SET PROBLEM:
Collect every line of the items below that contains the string "Werthauserstr", treating uppercase and lowercase as distinct.

-- begin --

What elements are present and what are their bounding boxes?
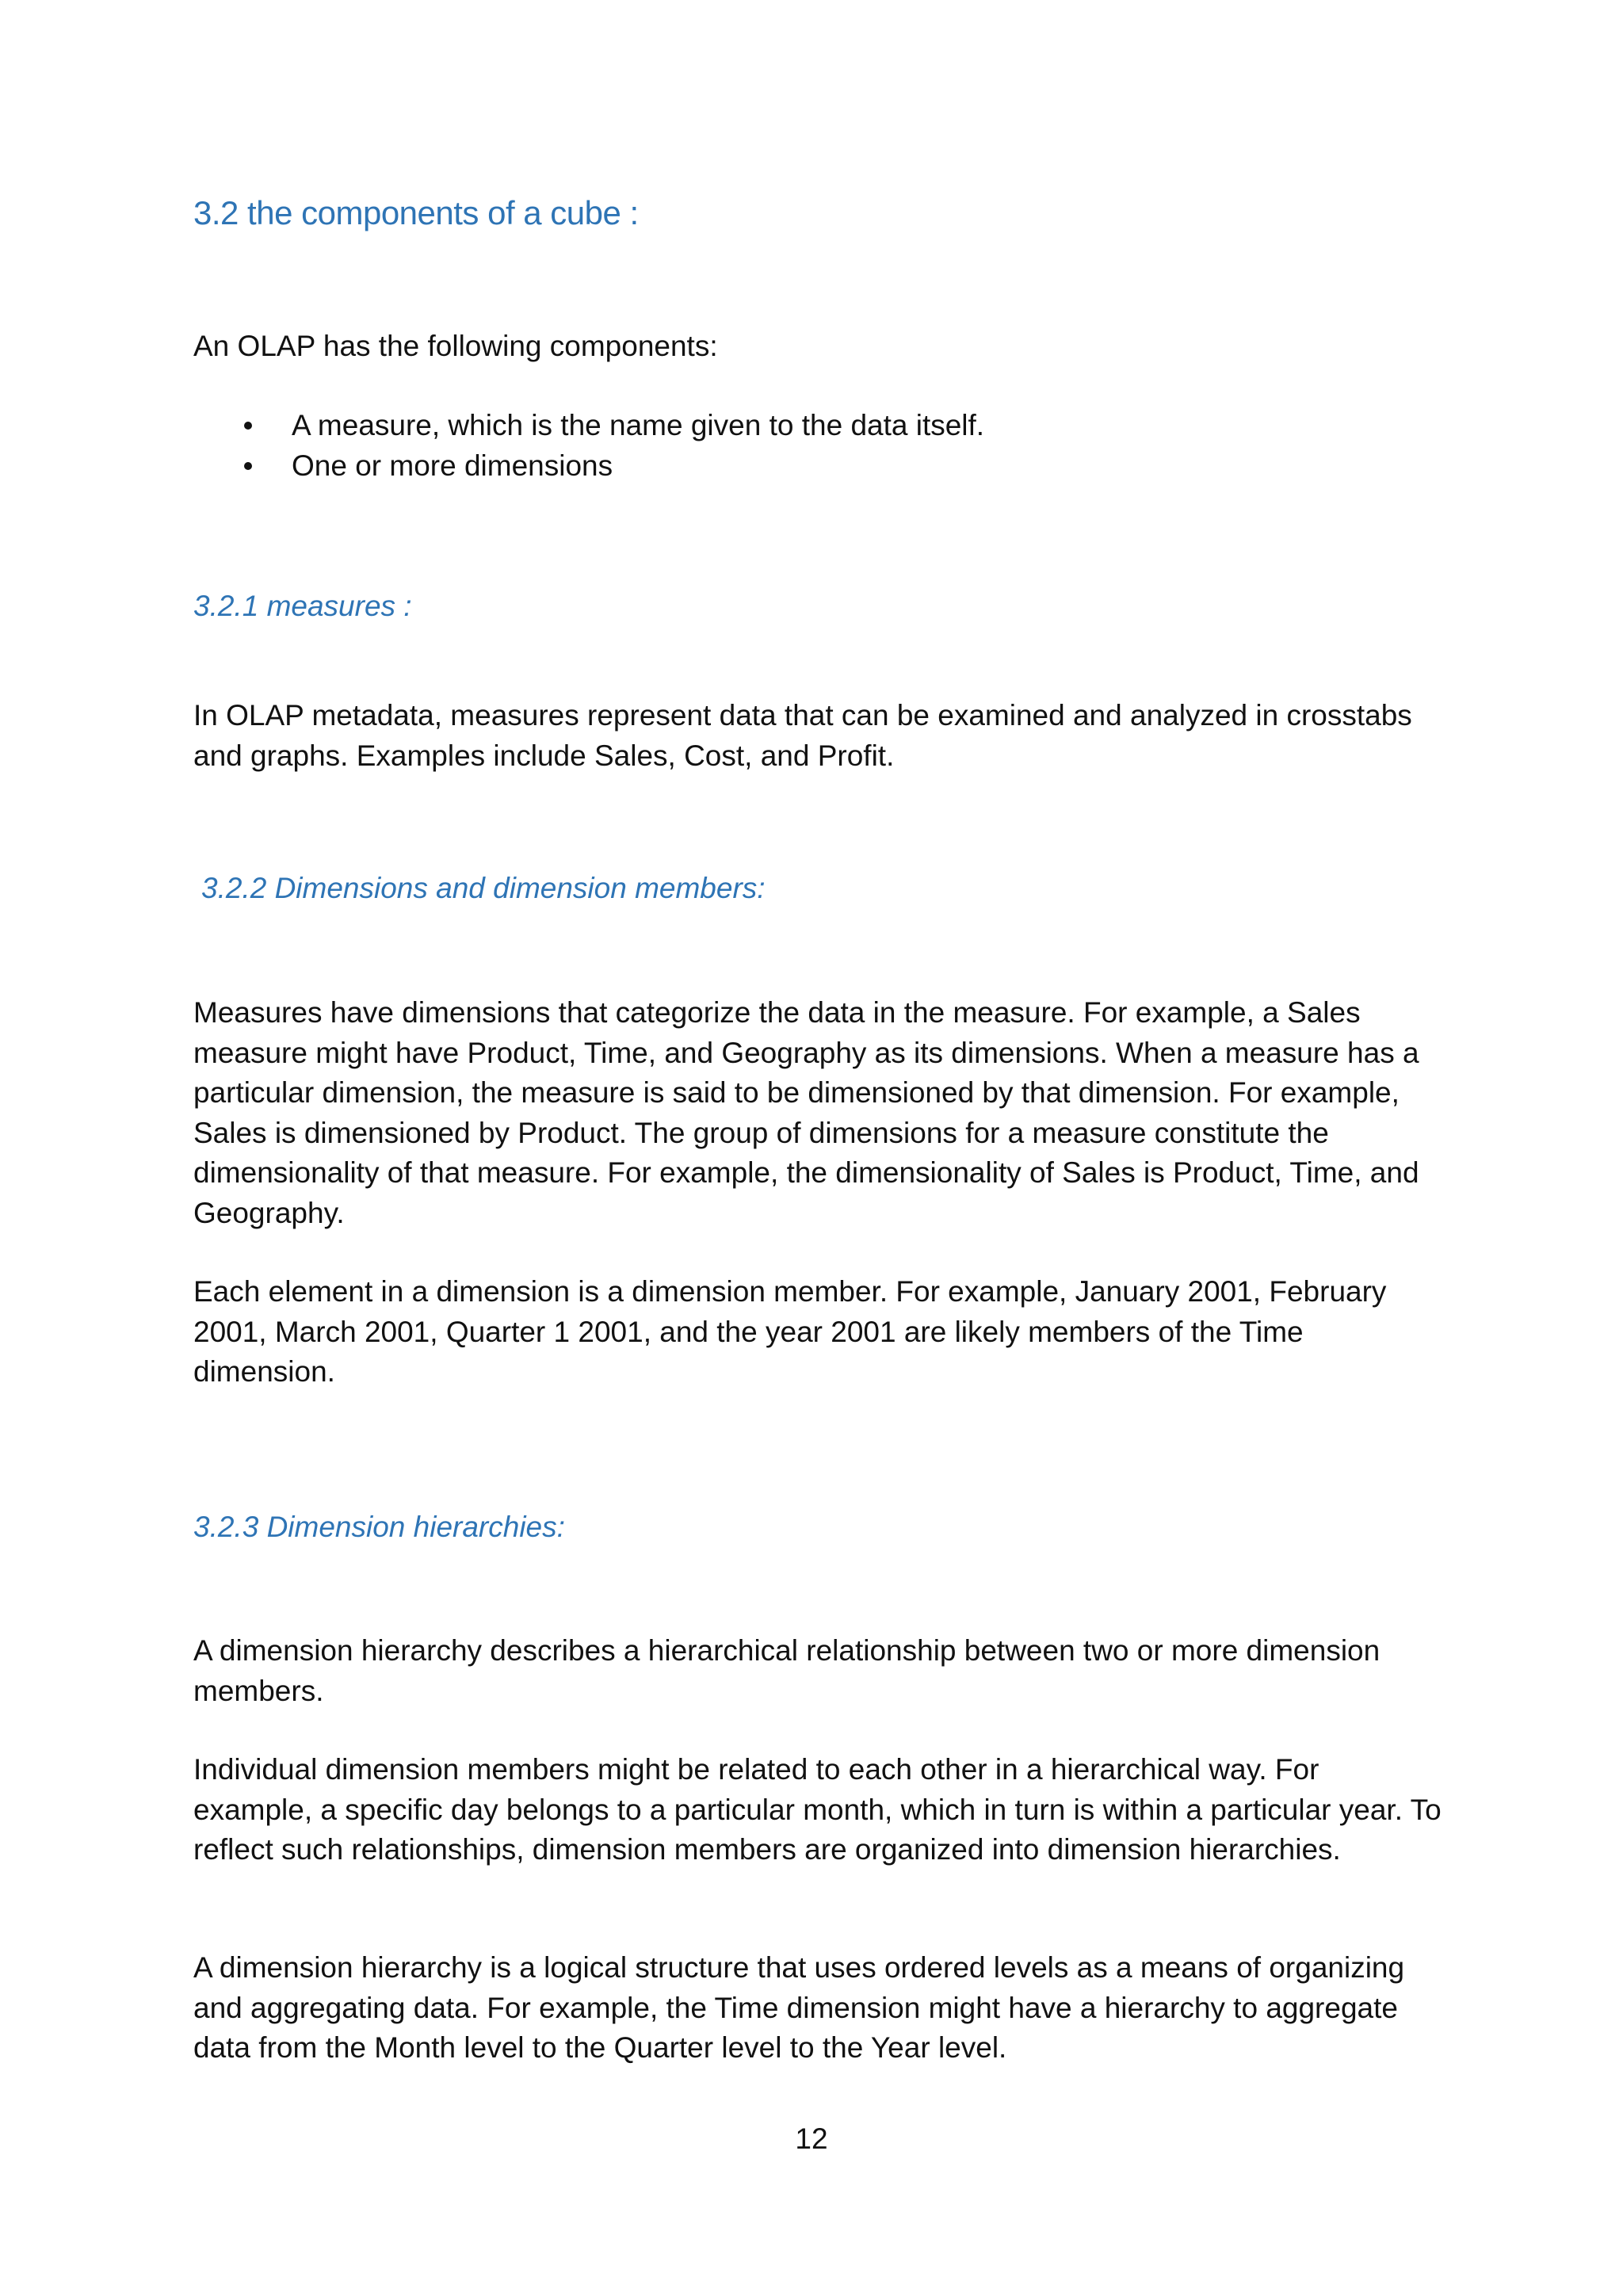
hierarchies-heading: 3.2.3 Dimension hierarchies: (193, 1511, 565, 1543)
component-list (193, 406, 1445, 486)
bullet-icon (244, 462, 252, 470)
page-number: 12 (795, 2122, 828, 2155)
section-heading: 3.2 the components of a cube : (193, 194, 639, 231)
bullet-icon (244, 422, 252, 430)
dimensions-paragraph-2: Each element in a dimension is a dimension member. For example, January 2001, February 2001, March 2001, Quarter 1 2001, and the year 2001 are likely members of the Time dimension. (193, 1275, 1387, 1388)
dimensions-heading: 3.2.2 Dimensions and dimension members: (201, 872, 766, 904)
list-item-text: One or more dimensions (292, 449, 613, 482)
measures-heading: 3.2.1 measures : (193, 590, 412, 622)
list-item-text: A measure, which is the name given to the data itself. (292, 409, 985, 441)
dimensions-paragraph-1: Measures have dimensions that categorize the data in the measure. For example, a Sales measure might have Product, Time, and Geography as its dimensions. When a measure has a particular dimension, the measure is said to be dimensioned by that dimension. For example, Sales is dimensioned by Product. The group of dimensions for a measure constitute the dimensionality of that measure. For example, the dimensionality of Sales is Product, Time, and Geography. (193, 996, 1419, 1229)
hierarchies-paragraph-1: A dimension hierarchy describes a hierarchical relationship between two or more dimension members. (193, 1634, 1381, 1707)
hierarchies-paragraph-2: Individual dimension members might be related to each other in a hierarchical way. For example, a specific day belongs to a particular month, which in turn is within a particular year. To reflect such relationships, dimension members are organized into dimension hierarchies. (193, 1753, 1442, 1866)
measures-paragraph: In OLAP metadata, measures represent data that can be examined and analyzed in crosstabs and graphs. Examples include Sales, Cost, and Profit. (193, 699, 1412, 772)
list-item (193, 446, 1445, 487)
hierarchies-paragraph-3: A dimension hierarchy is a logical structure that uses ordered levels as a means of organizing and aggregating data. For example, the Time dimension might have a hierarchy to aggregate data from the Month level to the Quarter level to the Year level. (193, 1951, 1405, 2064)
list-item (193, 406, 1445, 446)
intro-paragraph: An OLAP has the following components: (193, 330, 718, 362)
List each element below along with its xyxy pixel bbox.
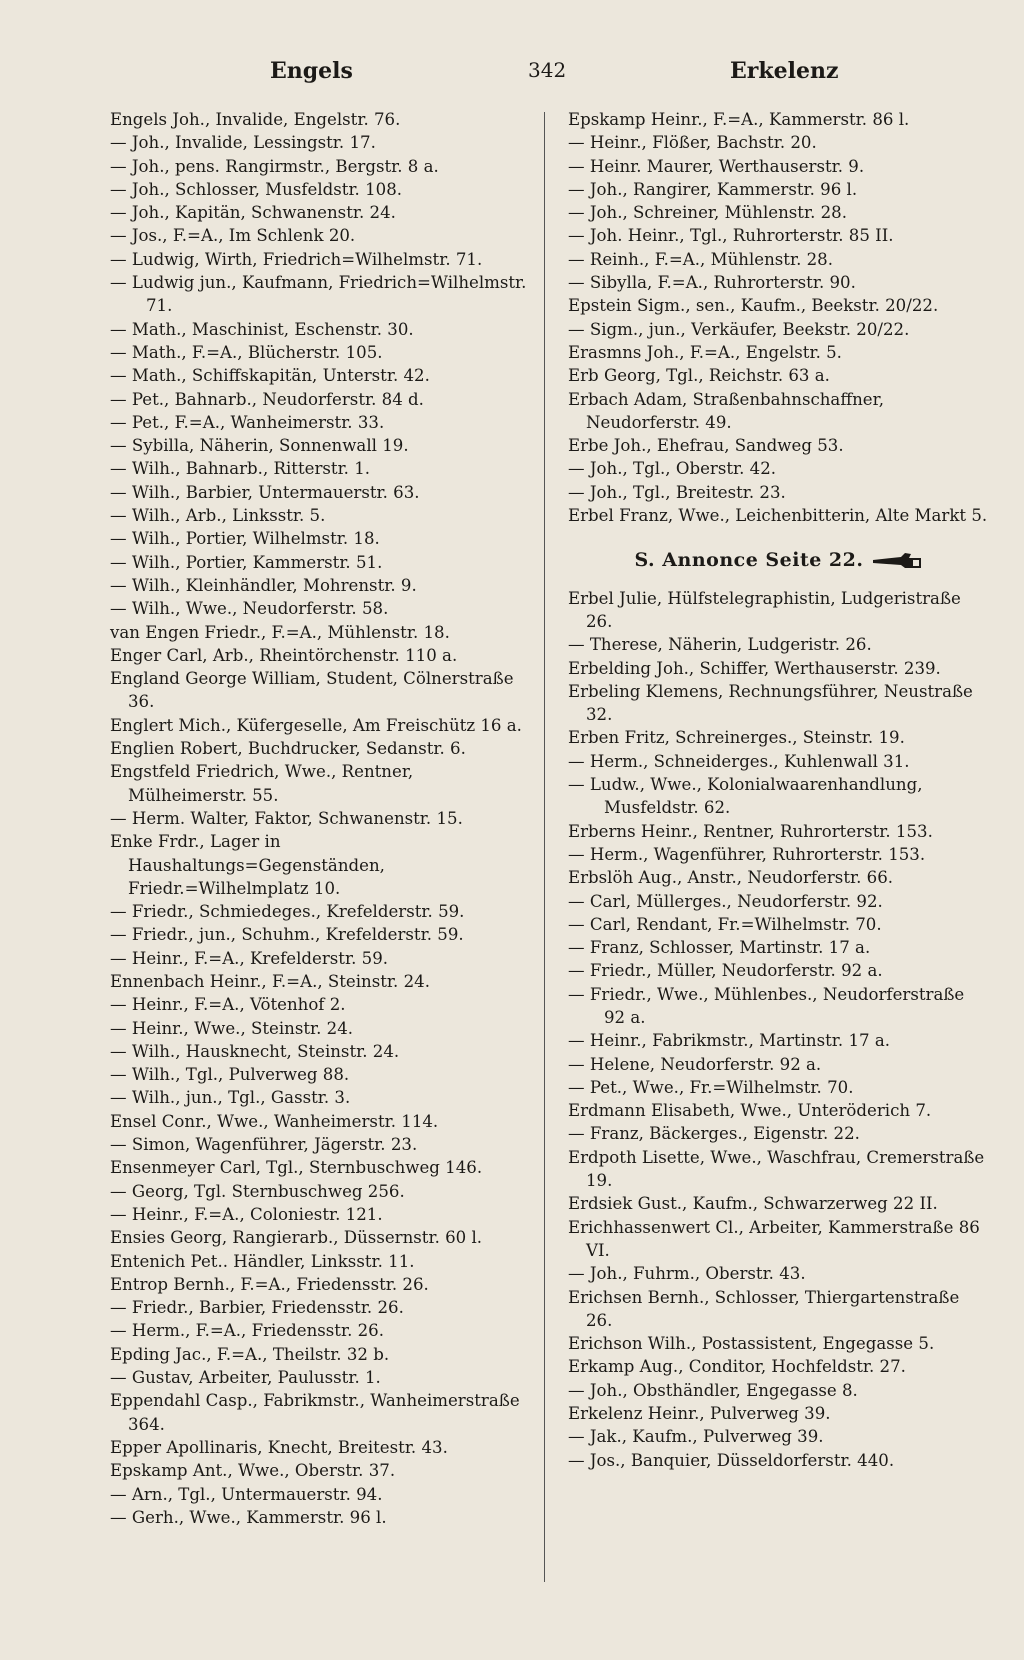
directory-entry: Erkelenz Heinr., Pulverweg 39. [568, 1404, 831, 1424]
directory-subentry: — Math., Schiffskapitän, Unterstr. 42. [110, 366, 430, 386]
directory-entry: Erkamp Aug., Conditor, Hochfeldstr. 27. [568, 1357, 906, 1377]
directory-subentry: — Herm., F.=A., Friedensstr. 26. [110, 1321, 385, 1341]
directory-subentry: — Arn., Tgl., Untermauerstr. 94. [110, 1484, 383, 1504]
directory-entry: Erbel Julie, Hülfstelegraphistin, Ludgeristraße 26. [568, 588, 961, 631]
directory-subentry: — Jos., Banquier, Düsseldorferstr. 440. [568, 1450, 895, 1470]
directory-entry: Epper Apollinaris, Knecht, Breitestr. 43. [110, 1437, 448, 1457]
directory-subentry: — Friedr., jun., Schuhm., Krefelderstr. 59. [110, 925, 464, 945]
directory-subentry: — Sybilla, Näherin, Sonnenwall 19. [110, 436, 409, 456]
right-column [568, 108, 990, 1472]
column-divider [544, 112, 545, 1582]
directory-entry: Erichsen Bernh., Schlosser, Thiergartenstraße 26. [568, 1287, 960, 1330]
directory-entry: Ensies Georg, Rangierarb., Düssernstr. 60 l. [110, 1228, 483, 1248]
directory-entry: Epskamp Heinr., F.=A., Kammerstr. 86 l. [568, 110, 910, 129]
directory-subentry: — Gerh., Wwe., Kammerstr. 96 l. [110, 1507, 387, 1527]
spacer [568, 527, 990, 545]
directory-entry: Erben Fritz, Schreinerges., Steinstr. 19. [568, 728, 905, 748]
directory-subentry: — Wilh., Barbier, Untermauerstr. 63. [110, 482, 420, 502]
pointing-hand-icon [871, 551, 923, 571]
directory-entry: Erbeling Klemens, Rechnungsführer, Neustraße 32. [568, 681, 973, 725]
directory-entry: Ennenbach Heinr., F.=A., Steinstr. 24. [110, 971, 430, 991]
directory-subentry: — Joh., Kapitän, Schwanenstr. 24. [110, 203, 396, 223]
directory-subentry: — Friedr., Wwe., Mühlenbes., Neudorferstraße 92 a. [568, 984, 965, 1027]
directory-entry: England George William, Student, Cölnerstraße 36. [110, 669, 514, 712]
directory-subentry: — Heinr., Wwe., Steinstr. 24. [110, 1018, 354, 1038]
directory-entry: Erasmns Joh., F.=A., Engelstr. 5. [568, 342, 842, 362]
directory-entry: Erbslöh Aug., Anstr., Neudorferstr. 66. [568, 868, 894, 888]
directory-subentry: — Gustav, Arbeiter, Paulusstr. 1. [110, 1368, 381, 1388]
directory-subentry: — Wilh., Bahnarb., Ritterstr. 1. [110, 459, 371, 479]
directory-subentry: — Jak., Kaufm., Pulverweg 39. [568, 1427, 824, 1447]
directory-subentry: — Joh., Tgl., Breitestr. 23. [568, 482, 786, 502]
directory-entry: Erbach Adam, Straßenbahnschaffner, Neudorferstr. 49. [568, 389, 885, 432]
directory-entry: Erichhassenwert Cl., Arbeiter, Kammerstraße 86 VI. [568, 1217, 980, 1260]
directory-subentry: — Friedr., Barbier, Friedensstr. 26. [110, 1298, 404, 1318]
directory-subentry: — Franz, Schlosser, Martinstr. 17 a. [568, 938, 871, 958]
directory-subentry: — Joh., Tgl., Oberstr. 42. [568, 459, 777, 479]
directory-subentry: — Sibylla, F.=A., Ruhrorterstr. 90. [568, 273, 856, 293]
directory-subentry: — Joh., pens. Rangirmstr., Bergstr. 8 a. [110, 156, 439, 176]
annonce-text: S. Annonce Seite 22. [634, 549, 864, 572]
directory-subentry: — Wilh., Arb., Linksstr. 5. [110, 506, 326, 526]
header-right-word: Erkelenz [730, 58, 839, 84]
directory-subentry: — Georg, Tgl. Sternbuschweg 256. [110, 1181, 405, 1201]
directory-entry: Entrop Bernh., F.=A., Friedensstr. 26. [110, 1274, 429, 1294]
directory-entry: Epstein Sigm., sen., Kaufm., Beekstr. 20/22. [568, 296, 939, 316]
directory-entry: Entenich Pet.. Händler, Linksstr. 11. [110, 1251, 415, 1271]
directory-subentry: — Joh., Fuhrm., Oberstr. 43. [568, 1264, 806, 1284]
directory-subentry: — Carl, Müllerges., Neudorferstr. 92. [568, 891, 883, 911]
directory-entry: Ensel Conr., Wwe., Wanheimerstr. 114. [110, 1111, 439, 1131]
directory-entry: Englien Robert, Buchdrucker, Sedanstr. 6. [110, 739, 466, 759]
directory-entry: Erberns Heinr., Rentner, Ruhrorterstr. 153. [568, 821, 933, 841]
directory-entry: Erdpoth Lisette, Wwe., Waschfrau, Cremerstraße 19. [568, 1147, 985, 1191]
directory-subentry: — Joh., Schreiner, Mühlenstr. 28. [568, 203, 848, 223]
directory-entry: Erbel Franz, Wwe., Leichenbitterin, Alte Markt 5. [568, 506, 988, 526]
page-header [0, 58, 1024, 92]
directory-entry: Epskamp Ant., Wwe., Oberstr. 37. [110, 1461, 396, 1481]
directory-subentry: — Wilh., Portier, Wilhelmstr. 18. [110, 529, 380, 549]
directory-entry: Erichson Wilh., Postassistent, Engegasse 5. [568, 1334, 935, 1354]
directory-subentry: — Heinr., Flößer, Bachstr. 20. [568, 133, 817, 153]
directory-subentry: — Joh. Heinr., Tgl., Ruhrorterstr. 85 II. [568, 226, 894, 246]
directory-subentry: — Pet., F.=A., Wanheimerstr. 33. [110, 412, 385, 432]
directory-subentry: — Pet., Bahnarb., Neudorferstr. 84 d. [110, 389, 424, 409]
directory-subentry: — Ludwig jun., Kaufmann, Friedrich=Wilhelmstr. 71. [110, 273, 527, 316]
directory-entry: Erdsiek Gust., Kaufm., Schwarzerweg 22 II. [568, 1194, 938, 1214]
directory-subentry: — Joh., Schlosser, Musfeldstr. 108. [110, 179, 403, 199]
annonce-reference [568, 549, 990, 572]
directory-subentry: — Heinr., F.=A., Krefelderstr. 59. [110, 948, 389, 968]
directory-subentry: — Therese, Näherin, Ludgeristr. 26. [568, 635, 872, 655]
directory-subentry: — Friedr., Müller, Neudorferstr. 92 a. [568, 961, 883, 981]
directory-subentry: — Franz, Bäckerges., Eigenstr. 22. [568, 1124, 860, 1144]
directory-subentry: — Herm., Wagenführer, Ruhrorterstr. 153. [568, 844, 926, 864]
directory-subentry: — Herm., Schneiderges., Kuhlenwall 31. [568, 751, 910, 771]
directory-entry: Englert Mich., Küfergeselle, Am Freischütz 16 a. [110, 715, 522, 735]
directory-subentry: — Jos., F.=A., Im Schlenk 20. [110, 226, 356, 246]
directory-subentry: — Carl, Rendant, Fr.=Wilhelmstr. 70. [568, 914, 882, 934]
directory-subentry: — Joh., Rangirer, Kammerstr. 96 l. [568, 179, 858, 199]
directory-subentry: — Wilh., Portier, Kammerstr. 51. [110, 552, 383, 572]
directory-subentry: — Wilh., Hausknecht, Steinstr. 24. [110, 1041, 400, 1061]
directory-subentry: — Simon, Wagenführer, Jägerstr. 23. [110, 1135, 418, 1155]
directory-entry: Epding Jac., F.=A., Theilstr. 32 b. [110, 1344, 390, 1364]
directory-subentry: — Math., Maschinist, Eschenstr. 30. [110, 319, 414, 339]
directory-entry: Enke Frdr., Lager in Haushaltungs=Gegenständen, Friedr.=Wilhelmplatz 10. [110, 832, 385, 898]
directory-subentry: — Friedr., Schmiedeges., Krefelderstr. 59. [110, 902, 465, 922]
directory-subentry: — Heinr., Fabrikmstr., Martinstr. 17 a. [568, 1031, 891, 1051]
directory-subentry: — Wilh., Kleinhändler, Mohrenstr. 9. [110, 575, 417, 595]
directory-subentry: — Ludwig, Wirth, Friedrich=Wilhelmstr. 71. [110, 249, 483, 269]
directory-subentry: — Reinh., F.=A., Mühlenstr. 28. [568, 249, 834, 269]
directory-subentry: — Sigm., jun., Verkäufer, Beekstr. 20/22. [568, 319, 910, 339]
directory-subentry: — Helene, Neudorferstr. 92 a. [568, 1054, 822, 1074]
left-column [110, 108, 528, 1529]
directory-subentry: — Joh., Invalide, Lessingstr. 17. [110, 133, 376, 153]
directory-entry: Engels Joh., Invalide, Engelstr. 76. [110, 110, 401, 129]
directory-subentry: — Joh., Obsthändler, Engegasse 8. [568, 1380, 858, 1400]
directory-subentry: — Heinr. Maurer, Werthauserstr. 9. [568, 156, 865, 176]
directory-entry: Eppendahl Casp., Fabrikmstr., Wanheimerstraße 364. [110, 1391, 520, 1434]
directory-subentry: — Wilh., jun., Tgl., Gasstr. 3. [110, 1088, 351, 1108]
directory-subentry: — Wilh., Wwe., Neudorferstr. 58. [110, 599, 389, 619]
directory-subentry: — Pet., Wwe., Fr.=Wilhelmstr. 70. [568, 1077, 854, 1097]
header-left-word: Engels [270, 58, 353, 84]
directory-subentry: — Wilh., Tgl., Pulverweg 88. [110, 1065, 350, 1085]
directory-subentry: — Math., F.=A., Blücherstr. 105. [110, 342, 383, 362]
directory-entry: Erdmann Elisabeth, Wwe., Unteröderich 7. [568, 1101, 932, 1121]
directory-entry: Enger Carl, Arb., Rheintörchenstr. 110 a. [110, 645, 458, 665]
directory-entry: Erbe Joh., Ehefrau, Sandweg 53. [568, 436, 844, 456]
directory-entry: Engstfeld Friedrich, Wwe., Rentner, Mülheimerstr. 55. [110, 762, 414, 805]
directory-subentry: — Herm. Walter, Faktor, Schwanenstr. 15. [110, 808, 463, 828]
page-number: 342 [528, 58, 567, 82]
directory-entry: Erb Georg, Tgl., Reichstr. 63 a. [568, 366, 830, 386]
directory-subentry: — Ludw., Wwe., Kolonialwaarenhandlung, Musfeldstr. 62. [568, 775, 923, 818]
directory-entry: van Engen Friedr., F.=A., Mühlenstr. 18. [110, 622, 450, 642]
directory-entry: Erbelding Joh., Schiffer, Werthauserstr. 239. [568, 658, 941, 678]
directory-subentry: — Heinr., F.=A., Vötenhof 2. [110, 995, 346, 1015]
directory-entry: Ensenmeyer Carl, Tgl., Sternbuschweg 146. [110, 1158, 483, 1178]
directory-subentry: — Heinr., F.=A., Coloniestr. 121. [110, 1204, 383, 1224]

-- end --

EXPECTED OUTPUT:
directory-subentry: — Heinr. Maurer, Werthauserstr. 9. [568, 156, 865, 176]
directory-entry: Erbelding Joh., Schiffer, Werthauserstr. 239. [568, 658, 941, 678]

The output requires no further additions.